:: Requirements ::
Do not include the pictures; repeat the rest of the data exactly.

[Extracted records]
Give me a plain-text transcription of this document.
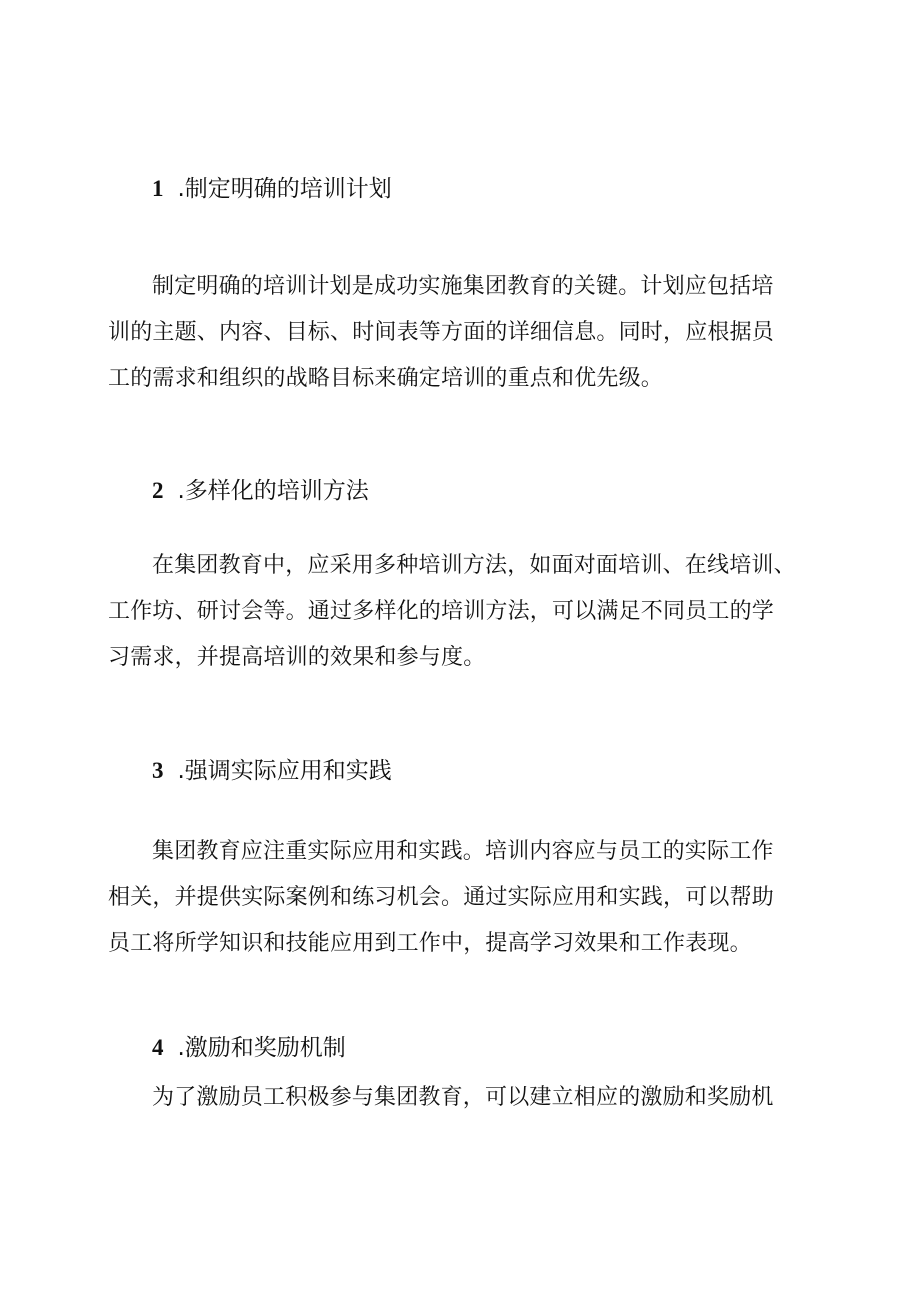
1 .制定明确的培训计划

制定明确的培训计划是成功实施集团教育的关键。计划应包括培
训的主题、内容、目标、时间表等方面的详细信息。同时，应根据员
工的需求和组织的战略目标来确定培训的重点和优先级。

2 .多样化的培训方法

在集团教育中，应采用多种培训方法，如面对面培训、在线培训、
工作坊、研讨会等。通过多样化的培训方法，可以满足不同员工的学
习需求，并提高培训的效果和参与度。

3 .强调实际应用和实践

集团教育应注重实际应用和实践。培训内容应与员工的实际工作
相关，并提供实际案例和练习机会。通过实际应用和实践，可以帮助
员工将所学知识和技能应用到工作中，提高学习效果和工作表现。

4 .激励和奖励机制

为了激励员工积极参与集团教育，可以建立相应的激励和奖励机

:: Exercise response ::
Give me a plain-text transcription of this document.
1 .制定明确的培训计划

制定明确的培训计划是成功实施集团教育的关键。计划应包括培
训的主题、内容、目标、时间表等方面的详细信息。同时，应根据员
工的需求和组织的战略目标来确定培训的重点和优先级。

2 .多样化的培训方法

在集团教育中，应采用多种培训方法，如面对面培训、在线培训、
工作坊、研讨会等。通过多样化的培训方法，可以满足不同员工的学
习需求，并提高培训的效果和参与度。

3 .强调实际应用和实践

集团教育应注重实际应用和实践。培训内容应与员工的实际工作
相关，并提供实际案例和练习机会。通过实际应用和实践，可以帮助
员工将所学知识和技能应用到工作中，提高学习效果和工作表现。

4 .激励和奖励机制

为了激励员工积极参与集团教育，可以建立相应的激励和奖励机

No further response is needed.